Recorded information:
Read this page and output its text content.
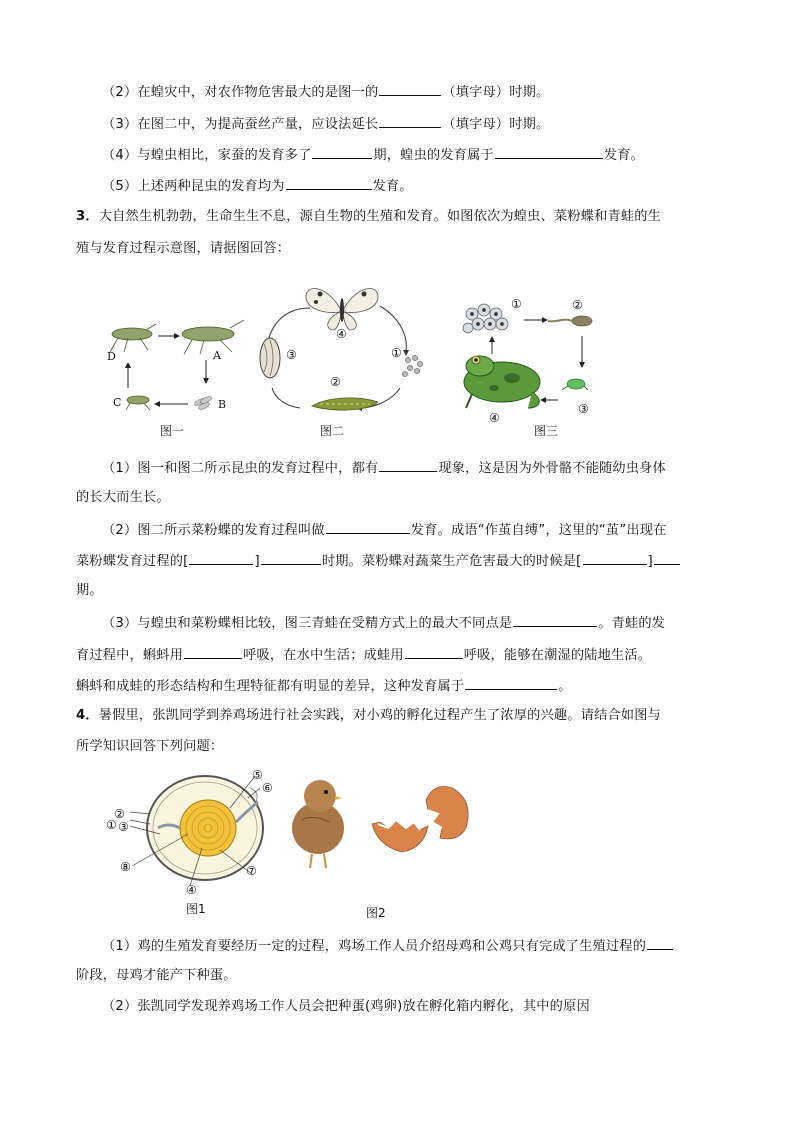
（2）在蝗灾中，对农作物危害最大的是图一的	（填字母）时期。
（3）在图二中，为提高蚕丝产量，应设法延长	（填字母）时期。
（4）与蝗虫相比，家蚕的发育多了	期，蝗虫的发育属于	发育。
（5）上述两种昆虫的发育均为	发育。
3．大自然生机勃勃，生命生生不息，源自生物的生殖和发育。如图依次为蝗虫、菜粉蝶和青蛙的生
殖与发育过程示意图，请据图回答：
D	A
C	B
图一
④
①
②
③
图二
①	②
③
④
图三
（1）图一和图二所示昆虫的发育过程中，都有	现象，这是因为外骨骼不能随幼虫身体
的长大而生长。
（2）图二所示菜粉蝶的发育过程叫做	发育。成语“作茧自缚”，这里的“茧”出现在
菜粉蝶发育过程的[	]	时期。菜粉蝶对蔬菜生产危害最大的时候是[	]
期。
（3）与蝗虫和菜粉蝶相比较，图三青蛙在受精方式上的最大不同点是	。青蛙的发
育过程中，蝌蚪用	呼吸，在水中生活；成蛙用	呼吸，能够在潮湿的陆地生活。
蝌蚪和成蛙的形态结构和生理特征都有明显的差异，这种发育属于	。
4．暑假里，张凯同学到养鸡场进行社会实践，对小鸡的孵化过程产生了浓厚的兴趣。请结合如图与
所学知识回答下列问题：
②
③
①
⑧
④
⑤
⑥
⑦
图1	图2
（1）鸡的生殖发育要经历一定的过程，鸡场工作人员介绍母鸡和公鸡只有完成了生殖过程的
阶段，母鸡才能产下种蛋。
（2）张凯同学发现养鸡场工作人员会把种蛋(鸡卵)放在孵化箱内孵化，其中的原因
--
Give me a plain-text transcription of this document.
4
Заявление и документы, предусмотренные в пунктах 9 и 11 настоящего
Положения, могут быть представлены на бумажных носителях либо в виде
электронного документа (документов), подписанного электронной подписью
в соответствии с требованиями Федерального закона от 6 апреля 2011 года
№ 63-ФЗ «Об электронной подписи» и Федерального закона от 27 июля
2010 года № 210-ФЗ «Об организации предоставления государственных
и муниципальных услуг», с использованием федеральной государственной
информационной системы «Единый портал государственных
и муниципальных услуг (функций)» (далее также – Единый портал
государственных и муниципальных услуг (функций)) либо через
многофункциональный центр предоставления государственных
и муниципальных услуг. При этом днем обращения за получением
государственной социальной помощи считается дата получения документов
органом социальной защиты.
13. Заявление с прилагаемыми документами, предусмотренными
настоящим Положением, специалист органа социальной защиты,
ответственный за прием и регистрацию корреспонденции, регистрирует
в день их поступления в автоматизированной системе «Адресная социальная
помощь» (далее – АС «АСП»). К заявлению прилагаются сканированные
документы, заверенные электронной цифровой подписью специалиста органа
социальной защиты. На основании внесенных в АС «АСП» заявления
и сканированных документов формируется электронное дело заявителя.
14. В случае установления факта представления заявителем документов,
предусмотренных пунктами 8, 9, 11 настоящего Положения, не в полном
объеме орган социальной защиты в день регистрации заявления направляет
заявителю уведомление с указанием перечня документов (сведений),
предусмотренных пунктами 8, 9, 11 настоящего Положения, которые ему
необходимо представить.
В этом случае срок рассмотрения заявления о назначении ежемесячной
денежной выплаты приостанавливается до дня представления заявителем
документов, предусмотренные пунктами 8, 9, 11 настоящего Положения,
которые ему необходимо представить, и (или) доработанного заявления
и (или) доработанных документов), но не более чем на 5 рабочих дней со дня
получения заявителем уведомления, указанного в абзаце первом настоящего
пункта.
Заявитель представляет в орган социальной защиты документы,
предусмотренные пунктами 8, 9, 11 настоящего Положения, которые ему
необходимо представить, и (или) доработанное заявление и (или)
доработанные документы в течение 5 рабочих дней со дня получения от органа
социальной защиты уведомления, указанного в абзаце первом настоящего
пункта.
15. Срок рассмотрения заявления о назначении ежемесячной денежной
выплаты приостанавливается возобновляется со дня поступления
--
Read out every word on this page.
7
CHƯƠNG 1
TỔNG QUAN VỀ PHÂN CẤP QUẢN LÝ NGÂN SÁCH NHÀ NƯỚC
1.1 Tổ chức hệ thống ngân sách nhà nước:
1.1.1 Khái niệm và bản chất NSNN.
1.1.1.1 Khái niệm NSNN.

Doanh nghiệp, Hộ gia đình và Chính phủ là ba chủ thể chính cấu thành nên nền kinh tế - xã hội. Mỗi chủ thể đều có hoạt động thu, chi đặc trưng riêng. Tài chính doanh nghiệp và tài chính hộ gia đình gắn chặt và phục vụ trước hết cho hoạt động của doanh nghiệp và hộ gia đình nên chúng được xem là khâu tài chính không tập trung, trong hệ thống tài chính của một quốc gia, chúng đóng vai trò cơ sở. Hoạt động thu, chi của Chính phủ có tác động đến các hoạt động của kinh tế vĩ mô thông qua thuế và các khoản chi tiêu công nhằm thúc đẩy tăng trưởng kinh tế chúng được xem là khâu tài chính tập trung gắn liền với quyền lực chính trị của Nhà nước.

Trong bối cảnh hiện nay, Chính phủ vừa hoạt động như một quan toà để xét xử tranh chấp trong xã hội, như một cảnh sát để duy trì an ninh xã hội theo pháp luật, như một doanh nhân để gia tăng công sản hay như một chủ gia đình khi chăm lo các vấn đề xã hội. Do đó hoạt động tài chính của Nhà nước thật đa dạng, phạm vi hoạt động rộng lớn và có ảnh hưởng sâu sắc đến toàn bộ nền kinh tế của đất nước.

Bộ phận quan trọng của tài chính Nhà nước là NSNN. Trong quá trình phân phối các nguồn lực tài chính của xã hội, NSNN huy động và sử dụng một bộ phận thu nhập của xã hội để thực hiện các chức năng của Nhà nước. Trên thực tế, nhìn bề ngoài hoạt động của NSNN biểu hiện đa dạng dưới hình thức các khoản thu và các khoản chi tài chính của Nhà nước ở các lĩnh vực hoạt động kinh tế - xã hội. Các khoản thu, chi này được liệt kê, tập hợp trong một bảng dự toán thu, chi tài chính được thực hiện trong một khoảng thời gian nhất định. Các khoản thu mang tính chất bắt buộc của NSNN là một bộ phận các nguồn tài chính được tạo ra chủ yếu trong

Work to be completed: Extract from the material all lines containing the string "портал".

Solved exercise:
информационной системы «Единый портал государственных
и муниципальных услуг (функций)» (далее также – Единый портал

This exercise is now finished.